=== Record list ===

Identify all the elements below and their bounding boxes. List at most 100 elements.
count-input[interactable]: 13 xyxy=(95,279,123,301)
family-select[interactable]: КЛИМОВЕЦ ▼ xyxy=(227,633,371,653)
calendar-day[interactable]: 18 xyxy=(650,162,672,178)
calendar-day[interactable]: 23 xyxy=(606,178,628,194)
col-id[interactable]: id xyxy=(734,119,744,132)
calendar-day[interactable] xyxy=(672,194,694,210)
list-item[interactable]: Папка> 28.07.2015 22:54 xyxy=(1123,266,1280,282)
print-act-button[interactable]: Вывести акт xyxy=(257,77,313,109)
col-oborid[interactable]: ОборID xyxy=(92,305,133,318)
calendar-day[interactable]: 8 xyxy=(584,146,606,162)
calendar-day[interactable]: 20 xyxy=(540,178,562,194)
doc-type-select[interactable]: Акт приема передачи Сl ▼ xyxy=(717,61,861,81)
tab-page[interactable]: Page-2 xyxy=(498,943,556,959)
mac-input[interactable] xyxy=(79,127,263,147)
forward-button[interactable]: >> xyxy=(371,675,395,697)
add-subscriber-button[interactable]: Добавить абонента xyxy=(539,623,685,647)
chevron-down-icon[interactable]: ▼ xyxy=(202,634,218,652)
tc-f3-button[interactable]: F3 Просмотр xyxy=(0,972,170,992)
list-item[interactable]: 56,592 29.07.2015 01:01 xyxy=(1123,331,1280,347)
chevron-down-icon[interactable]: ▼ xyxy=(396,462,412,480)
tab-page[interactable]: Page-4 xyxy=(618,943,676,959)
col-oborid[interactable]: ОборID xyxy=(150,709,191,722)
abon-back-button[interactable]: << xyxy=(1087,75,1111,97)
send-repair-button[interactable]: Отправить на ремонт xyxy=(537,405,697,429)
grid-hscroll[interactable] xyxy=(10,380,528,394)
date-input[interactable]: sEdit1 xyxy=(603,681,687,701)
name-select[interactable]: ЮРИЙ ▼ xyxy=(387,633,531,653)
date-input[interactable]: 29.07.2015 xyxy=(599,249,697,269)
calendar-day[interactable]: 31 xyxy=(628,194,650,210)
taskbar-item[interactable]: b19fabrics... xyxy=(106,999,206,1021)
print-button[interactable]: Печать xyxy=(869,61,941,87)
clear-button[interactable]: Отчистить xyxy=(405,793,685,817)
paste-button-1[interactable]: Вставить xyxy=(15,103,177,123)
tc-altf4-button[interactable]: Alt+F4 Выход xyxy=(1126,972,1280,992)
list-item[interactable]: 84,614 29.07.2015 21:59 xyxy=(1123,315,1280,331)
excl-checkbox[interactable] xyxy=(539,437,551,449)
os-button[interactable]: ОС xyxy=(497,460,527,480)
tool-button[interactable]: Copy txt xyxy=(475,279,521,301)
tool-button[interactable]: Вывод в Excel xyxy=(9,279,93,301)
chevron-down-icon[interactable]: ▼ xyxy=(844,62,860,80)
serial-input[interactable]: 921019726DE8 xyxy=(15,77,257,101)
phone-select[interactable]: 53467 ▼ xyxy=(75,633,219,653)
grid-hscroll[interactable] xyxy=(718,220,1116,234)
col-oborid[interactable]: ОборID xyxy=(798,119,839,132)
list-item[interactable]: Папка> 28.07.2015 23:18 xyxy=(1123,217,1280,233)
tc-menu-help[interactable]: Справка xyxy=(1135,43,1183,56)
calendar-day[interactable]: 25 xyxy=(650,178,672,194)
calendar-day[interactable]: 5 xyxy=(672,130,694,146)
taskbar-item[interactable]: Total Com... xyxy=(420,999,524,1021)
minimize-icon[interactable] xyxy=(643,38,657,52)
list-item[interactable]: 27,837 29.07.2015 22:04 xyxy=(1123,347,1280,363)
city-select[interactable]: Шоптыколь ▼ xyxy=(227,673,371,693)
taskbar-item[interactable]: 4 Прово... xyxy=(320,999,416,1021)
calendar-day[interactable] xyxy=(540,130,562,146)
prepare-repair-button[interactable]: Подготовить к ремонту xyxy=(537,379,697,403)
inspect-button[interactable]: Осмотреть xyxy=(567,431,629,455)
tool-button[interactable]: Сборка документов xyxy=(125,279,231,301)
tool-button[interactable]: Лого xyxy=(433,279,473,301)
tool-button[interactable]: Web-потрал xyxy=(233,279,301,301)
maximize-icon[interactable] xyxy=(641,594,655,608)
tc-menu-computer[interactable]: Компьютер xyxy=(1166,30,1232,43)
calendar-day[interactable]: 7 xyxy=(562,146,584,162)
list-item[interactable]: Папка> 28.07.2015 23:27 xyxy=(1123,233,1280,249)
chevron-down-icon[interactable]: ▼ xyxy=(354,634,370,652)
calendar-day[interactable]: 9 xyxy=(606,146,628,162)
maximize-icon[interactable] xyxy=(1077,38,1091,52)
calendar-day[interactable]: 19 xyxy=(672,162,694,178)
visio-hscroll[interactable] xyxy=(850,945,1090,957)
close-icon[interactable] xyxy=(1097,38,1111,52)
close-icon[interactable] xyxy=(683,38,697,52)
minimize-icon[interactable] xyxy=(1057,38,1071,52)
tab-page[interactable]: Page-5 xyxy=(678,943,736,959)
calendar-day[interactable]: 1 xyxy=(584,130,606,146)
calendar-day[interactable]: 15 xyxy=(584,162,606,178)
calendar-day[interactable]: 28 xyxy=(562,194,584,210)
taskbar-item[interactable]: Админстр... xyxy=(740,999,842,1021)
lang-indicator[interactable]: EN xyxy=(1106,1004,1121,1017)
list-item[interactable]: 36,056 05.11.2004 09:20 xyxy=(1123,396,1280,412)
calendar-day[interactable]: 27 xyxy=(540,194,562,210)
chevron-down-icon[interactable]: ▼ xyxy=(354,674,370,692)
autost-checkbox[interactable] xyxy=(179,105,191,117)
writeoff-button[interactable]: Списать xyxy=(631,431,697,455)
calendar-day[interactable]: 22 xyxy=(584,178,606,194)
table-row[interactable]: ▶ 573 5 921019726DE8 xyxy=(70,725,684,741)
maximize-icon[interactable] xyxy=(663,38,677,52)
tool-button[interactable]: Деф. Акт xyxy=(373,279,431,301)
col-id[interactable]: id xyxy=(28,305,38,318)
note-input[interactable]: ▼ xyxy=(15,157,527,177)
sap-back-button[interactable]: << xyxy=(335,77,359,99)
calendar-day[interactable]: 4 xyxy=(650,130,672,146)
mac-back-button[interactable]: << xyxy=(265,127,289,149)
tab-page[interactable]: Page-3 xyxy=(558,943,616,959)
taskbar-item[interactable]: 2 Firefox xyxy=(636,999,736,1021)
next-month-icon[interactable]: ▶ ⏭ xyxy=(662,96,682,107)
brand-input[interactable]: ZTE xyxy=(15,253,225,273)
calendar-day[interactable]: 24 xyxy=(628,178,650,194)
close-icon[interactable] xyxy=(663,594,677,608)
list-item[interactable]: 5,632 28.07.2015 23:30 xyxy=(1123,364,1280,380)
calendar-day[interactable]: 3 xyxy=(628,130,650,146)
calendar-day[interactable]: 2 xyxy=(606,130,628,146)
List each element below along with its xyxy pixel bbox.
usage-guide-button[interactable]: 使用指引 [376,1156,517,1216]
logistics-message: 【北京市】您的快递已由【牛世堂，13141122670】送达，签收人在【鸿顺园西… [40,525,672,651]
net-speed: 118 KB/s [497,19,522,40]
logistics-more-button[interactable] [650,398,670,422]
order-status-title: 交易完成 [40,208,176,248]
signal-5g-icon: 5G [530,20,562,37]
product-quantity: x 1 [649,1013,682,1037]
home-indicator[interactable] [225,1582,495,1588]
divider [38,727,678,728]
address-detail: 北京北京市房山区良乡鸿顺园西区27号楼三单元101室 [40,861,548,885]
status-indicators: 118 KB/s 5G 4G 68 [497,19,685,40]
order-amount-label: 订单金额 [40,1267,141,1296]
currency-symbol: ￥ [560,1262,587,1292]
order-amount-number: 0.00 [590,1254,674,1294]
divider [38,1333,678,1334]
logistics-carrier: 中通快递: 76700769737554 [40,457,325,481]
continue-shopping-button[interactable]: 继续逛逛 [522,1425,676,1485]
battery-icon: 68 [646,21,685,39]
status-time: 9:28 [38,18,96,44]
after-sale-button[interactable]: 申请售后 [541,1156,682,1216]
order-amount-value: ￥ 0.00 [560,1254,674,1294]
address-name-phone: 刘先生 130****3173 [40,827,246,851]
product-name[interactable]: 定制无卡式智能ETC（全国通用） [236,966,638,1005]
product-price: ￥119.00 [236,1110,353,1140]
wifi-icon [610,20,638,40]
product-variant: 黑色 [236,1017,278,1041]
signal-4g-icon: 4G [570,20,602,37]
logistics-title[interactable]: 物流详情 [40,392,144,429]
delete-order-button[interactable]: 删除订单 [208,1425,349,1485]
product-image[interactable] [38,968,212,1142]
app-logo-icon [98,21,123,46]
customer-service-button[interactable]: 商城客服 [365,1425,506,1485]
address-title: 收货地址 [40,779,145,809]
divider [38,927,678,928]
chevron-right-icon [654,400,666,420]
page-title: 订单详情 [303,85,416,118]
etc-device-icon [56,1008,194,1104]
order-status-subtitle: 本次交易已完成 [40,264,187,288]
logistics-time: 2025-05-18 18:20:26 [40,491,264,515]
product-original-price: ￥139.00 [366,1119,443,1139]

===

* [Goal]:
Copy the records from their start through the line containing "grid-hscroll[interactable] xyxy=(10,380,528,394)", swapping every "calendar-day" for "day-button" and leaving everything else unchanged.

* [Response to the task]:
Identify all the elements below and their bounding boxes. List at most 100 elements.
count-input[interactable]: 13 xyxy=(95,279,123,301)
family-select[interactable]: КЛИМОВЕЦ ▼ xyxy=(227,633,371,653)
day-button[interactable]: 18 xyxy=(650,162,672,178)
day-button[interactable]: 23 xyxy=(606,178,628,194)
col-id[interactable]: id xyxy=(734,119,744,132)
day-button[interactable] xyxy=(672,194,694,210)
list-item[interactable]: Папка> 28.07.2015 22:54 xyxy=(1123,266,1280,282)
print-act-button[interactable]: Вывести акт xyxy=(257,77,313,109)
col-oborid[interactable]: ОборID xyxy=(92,305,133,318)
day-button[interactable]: 8 xyxy=(584,146,606,162)
day-button[interactable]: 20 xyxy=(540,178,562,194)
doc-type-select[interactable]: Акт приема передачи Сl ▼ xyxy=(717,61,861,81)
tab-page[interactable]: Page-2 xyxy=(498,943,556,959)
mac-input[interactable] xyxy=(79,127,263,147)
forward-button[interactable]: >> xyxy=(371,675,395,697)
add-subscriber-button[interactable]: Добавить абонента xyxy=(539,623,685,647)
chevron-down-icon[interactable]: ▼ xyxy=(202,634,218,652)
tc-f3-button[interactable]: F3 Просмотр xyxy=(0,972,170,992)
list-item[interactable]: 56,592 29.07.2015 01:01 xyxy=(1123,331,1280,347)
chevron-down-icon[interactable]: ▼ xyxy=(396,462,412,480)
tab-page[interactable]: Page-4 xyxy=(618,943,676,959)
col-oborid[interactable]: ОборID xyxy=(150,709,191,722)
abon-back-button[interactable]: << xyxy=(1087,75,1111,97)
send-repair-button[interactable]: Отправить на ремонт xyxy=(537,405,697,429)
grid-hscroll[interactable] xyxy=(10,380,528,394)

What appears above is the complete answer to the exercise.